§ DATASET CONTENT:

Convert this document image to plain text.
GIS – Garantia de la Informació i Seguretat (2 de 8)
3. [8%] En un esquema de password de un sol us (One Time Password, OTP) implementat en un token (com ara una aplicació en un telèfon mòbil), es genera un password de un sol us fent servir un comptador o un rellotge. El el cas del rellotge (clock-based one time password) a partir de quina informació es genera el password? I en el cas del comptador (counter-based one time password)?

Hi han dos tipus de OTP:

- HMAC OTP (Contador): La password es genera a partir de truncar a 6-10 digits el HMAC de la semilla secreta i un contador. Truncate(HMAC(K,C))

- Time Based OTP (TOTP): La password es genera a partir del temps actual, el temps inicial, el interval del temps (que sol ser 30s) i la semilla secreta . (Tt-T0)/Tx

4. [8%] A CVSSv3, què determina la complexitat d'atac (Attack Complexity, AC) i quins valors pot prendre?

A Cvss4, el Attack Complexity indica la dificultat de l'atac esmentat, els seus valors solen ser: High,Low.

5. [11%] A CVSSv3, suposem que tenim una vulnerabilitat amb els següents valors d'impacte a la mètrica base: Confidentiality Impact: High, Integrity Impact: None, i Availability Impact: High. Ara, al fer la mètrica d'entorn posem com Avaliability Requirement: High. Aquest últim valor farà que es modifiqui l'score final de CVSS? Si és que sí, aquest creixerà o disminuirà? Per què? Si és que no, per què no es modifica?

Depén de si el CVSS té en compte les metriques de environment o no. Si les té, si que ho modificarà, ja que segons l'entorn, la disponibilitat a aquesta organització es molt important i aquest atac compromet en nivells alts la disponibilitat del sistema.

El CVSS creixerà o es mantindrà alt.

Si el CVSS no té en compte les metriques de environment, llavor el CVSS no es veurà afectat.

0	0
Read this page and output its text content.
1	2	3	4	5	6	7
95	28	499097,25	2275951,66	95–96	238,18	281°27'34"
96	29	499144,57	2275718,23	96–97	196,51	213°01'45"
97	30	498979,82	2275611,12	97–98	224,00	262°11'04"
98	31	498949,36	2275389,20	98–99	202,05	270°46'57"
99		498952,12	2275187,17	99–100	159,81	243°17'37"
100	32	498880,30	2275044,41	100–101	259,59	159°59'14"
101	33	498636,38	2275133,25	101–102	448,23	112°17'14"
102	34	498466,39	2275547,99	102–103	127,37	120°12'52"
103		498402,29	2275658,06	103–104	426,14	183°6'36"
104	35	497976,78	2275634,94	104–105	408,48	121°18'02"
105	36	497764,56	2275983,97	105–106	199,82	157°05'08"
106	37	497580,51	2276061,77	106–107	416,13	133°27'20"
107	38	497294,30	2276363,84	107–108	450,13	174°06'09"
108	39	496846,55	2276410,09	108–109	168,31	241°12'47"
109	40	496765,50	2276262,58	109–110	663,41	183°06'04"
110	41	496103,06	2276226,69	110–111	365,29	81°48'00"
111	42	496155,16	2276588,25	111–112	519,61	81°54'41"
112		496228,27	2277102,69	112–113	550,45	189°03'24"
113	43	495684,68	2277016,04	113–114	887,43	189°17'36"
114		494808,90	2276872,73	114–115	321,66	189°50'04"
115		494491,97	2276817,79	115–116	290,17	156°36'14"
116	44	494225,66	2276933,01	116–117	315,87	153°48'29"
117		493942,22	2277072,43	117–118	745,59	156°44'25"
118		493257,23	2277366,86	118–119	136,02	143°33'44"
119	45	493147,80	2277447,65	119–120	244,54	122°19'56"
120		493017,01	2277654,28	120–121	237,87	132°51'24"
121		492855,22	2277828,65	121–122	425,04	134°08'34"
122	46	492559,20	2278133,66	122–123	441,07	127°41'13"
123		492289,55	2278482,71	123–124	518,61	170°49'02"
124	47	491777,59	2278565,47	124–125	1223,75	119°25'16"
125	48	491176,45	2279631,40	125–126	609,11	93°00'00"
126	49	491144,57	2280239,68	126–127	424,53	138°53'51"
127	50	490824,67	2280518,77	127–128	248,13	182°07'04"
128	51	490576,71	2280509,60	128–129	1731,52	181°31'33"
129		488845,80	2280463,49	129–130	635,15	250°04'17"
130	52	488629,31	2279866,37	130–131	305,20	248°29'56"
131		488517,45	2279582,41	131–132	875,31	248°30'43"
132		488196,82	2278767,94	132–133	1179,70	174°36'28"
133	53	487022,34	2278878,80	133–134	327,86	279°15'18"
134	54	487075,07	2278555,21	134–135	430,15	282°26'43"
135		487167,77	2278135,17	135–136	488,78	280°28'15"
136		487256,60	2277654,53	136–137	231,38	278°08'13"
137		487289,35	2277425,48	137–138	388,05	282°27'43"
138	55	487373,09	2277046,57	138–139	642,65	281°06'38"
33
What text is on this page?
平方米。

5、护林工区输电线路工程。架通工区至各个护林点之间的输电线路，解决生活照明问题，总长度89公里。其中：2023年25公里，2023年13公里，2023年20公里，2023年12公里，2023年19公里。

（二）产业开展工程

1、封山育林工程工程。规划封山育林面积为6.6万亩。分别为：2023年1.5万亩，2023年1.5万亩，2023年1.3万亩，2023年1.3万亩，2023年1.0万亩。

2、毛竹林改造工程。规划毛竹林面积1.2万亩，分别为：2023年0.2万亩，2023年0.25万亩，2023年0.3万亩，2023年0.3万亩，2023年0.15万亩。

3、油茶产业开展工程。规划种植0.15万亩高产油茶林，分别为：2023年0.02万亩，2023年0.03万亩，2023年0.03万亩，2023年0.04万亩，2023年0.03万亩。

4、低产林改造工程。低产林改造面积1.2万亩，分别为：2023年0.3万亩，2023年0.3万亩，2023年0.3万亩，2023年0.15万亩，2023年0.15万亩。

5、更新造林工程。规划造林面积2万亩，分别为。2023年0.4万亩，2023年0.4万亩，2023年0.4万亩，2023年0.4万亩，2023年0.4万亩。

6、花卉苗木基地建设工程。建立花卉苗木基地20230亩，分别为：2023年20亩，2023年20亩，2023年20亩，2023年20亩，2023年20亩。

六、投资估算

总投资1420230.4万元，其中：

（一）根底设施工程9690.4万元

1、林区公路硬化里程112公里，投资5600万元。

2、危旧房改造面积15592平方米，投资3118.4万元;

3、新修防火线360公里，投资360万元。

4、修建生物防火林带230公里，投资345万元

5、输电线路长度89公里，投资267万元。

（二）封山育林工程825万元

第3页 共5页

§ WHAT THE EXERCISE ASKS: State how many lines include the string "Attack". Give no other information.

§ TASK OUTPUT: 2